Work item A. According to the greenwashing article below, how many green claims did TerraChoice Environmental Marketing study in 2007?
Work item B. Write out the passage of the greenwashing article between "The Sins of" and "players take note.", inclusive.
Work item C. Continue the greenwashing article below from the point where it stops.

Text section.
January 2009: A New Year's Resolution on Greenwashing?
The Sins of the 'Sins of Greenwashing'
The term "greenwash" may be a recent entrant to the lexicon, but it has already become a powerful weapon to use against corporates battling for environmental credibility. In this article, guest contributor David Flint takes issue with some of the assumptions and findings presented in one of the major reports on greenwashing. ICT players take note.
In 2007 TerraChoice Environmental Marketing (TCEM) www.terrachoice.com studied 1,753 green claims made in respect of 1,018 products found in big US shops. After examining all these claims - a really impressive job - they concluded that "all but one product made claims that were either false or misleading. Is this, then, a comprehensive debunking of green marketing claims? Not really.This is a very substantial study but it's important to be clear as to what the study did and did not do. TCEM did review claims for clarity and sense. And it did not, with one exception, check whether the claims were true. It did not, for instance, check whether firms claiming to use recycled materials were actually doing so.
Here's the exception, ten products made claims that were actually false (see Sin of Fibbing in table). Most of these were claims about certification, eg certified organic, that TCEM could not confirm. (And some of these may actually have been true - "absence of evidence is not evidence of absence".)

Study material.
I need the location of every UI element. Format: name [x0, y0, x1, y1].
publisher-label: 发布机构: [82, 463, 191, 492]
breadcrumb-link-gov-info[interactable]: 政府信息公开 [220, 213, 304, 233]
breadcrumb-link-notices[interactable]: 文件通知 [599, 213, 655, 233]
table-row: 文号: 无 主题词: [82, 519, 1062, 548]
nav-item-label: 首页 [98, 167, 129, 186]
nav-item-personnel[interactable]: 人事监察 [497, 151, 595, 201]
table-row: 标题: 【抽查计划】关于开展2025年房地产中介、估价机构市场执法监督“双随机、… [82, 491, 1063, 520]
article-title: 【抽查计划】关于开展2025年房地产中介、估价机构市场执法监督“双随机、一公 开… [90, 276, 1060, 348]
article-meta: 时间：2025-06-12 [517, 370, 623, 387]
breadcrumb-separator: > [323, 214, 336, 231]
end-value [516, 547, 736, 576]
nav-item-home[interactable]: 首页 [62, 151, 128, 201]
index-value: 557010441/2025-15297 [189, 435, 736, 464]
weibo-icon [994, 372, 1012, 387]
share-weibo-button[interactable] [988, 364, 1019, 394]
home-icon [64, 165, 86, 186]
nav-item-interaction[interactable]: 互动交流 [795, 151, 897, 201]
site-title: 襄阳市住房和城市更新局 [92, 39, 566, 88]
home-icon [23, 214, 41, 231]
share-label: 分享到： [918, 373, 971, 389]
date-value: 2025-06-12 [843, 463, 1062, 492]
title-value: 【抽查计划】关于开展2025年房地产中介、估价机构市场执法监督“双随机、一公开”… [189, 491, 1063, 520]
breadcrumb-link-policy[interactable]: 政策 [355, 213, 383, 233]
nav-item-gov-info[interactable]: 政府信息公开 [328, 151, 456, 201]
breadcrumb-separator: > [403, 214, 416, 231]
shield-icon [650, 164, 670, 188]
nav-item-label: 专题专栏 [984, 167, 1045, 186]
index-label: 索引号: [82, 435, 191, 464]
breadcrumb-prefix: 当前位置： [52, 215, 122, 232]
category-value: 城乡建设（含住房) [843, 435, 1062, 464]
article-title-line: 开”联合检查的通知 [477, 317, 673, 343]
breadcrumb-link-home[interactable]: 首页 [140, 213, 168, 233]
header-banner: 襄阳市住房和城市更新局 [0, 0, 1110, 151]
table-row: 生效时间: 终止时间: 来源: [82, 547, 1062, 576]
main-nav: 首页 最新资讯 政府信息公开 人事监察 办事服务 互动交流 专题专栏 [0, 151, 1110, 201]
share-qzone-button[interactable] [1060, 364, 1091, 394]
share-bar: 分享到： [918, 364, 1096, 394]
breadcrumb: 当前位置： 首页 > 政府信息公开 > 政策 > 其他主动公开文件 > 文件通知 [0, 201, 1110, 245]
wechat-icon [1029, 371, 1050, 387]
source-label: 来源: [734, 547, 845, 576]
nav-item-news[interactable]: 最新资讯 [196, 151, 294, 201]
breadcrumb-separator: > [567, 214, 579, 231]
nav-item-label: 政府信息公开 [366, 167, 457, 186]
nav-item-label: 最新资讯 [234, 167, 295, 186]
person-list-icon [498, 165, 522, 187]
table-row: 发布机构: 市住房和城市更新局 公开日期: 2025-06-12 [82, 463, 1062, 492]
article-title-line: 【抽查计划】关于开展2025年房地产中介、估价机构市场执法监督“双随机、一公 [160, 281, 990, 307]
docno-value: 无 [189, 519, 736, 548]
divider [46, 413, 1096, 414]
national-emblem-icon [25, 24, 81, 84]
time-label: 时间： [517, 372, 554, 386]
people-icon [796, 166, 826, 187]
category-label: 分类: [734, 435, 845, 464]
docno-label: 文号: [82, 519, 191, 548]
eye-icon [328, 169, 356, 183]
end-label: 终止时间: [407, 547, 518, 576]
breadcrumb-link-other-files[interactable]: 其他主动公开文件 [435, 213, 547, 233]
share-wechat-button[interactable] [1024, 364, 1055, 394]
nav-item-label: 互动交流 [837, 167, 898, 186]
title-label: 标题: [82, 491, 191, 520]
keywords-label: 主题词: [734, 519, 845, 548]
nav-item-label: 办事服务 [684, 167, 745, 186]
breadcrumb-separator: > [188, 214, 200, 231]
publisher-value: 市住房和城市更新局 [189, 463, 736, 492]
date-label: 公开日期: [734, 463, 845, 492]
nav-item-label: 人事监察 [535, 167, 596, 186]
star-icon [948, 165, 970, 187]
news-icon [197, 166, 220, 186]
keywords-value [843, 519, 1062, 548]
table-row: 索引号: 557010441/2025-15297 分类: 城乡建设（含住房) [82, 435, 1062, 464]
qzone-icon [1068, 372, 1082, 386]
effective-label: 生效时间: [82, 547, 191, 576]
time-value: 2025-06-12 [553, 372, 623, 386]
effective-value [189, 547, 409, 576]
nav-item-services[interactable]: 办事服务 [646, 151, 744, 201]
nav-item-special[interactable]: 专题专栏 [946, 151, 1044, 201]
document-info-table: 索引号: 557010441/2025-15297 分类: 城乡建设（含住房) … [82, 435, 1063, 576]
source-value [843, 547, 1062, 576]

Exercise result A. 1,753 green claims

Exercise result B.
The Sins of the 'Sins of Greenwashing'
The term "greenwash" may be a recent entrant to the lexicon, but it has already become a powerful weapon to use against corporates battling for environmental credibility. In this article, guest contributor David Flint takes issue with some of the assumptions and findings presented in one of the major reports on greenwashing. ICT players take note.

Exercise result C.
This report is about green marketing - not green products or green behaviour - and identifies six sins of greenwashing (the title of the report).
|
The Sins of Greenwashing |
Proportion of claims showing the sin |
|
Sin of Hidden Trade-off: Claiming general credit for a minor achievement, eg wrapping a product in recycled paper. |
57% |
|
Sin of No Proof: Making claims that 'could not be substantiated by easily accessible supporting information or by … third-party certification'. |
26% |
|
Sin of vagueness: Claims are nonsensical or meaningless, eg 'chemical-free'. |
11% |
|
Sin of irrelevance: Claims that are true but not distinctive. |
4% |
|
Sin of Lesser of Two Evils: Claims for an environmental aspect to something that is inherently objectionable. |
1% |
|
Sin of fibbing: Lying. |
<1% |
But there are several ways in which TCEM itself commits these sins - or ones much like them. It treats 'green' as a synonym for good. It's excessively fussy. And it singles out environmental claims for faults that are endemic in marketing.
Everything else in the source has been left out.